What lines of the data include the string "placeholder"? Copy them all.

Data entries:
===

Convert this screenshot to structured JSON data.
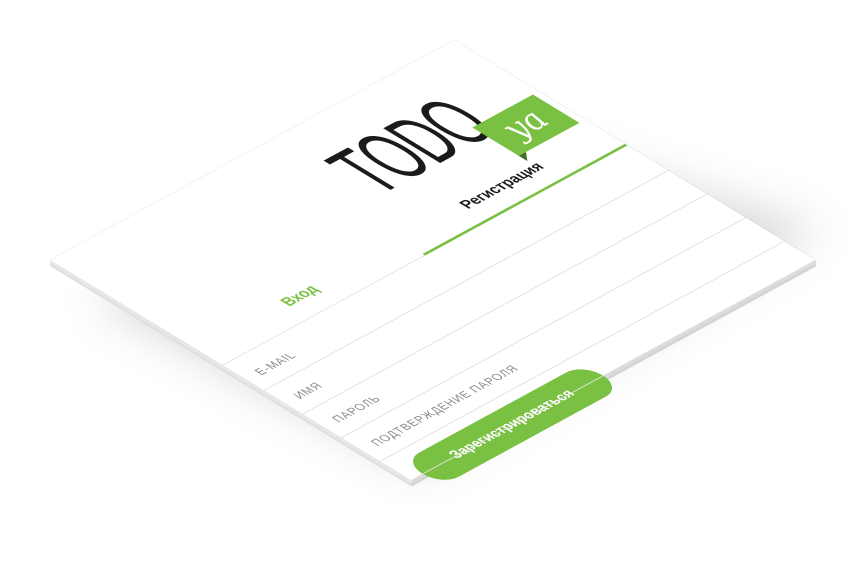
{
  "logo": {
    "word": "TODO",
    "badge": "ya"
  },
  "tabs": [
    {
      "label": "Вход",
      "active": false
    },
    {
      "label": "Регистрация",
      "active": true
    }
  ],
  "form": {
    "fields": [
      {
        "placeholder": "E-MAIL",
        "value": ""
      },
      {
        "placeholder": "ИМЯ",
        "value": ""
      },
      {
        "placeholder": "ПАРОЛЬ",
        "value": ""
      },
      {
        "placeholder": "ПОДТВЕРЖДЕНИЕ ПАРОЛЯ",
        "value": ""
      }
    ],
    "submit_label": "Зарегистрироваться"
  },
  "colors": {
    "accent": "#7ac143",
    "text_dark": "#1b1b1b",
    "placeholder": "#8a8a8a"
  }
}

===

» TASK ANSWER
        "placeholder": "E-MAIL",
        "placeholder": "ИМЯ",
        "placeholder": "ПАРОЛЬ",
        "placeholder": "ПОДТВЕРЖДЕНИЕ ПАРОЛЯ",
    "placeholder": "#8a8a8a"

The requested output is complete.